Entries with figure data

** begin **

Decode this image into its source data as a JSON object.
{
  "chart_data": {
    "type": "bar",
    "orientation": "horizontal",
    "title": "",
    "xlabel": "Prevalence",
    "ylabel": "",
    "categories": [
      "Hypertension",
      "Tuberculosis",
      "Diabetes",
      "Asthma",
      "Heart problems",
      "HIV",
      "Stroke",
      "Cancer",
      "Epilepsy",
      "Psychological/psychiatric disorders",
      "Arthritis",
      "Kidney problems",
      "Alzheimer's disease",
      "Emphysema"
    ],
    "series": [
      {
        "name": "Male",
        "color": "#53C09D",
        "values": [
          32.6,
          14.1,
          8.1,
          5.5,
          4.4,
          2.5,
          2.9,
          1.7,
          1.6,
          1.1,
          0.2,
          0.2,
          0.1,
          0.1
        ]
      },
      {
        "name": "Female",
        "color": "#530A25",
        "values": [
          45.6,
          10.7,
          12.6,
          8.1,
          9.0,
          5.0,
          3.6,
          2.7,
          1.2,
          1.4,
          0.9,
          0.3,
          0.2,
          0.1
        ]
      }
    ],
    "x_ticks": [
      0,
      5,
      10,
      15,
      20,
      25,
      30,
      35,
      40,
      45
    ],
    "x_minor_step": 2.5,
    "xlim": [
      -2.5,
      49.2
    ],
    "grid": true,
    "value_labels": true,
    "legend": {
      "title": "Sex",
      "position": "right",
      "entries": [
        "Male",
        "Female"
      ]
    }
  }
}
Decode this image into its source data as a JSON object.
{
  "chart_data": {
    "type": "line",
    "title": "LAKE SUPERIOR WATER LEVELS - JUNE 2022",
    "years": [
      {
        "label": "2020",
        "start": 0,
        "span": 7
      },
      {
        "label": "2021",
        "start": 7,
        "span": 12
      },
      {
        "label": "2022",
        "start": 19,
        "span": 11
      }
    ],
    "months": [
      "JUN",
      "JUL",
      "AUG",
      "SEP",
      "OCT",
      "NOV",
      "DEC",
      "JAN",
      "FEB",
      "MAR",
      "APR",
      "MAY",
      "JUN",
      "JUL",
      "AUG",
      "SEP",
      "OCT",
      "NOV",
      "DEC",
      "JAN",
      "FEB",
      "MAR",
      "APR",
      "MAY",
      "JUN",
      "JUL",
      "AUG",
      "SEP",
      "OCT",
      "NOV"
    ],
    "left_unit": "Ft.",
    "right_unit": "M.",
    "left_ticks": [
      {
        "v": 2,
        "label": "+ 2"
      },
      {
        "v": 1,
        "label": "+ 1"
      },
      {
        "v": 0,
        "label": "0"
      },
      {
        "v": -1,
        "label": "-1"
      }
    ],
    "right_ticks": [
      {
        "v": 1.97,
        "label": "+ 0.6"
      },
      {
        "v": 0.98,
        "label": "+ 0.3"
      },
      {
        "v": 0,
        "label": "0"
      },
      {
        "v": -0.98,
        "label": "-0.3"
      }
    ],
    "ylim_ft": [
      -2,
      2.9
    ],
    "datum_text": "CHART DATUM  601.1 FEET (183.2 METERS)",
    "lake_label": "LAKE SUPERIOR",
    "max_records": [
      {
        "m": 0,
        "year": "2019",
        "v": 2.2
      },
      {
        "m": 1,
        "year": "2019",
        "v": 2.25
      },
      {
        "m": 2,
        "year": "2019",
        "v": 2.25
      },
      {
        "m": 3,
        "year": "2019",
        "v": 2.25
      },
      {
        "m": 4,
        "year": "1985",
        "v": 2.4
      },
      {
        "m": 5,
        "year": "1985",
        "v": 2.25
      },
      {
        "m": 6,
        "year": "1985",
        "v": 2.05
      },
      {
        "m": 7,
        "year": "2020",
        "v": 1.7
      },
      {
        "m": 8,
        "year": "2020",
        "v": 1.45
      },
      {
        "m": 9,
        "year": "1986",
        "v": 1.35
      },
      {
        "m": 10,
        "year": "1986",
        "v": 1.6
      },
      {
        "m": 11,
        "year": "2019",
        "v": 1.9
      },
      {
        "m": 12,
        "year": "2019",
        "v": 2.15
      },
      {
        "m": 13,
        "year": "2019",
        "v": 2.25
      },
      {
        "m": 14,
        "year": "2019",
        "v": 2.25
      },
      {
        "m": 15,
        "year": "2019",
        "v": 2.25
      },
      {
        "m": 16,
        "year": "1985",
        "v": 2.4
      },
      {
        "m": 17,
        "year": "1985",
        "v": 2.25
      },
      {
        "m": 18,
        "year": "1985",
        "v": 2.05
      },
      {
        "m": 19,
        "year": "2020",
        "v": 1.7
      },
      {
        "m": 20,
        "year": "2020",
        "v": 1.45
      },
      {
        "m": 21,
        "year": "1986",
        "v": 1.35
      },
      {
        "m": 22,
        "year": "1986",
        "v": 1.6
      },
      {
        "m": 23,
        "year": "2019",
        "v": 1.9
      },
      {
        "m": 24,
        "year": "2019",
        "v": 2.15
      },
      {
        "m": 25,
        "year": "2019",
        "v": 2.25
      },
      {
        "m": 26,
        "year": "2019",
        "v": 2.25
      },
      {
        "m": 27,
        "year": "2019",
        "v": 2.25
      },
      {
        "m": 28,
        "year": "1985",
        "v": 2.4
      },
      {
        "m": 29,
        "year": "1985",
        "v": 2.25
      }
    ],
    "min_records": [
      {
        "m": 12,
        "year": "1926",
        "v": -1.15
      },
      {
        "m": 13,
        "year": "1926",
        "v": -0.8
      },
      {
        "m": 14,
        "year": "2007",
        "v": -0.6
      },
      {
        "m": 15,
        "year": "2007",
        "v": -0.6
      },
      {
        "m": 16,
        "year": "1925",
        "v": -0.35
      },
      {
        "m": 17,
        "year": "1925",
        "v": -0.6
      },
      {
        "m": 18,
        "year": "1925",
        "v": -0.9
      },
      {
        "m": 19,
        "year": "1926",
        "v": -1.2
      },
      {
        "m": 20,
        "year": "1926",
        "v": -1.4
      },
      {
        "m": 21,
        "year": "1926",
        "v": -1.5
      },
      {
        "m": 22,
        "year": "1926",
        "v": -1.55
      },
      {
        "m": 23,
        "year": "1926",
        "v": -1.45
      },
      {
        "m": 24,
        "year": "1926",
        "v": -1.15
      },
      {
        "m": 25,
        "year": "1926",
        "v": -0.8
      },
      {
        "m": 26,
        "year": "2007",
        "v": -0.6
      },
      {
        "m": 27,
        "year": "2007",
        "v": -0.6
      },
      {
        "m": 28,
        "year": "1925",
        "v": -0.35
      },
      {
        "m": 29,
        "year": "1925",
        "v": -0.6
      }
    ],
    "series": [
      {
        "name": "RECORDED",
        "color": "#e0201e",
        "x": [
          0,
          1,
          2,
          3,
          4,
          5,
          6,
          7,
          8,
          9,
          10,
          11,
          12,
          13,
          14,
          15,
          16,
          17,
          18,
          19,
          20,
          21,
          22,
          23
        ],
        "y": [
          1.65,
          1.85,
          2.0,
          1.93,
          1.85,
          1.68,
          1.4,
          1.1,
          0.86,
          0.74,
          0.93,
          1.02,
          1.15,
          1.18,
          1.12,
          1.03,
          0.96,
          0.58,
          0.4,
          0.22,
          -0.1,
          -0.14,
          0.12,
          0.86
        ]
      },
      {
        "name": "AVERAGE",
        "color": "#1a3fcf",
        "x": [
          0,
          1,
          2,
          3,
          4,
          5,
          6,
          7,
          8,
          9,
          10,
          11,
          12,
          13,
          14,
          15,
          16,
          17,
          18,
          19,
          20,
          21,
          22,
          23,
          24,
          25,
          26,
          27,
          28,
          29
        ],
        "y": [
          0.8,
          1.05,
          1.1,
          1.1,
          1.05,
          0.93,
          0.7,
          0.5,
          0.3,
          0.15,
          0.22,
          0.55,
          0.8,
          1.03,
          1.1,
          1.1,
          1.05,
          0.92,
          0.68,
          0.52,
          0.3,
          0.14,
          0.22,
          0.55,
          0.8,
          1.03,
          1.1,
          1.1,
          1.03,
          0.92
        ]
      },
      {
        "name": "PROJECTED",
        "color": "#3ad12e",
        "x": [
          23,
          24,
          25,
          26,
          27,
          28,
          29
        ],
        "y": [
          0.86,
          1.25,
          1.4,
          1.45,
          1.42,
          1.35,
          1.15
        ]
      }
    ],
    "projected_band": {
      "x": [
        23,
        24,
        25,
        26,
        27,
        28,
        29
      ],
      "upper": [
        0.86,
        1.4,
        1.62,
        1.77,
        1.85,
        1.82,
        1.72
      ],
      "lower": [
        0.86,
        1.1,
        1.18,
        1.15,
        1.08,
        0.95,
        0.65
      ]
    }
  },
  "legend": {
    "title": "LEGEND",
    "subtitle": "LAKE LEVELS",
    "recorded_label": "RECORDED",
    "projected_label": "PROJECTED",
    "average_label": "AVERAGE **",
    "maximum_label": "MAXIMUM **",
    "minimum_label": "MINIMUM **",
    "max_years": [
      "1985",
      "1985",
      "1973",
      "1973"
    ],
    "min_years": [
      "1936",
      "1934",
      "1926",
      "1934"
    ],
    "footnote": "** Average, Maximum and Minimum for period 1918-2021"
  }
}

** end **

§ **Required work**: For the entries shown above, give the number of lines that include the word "color", without any other text.

§ **Solution to this task**: 5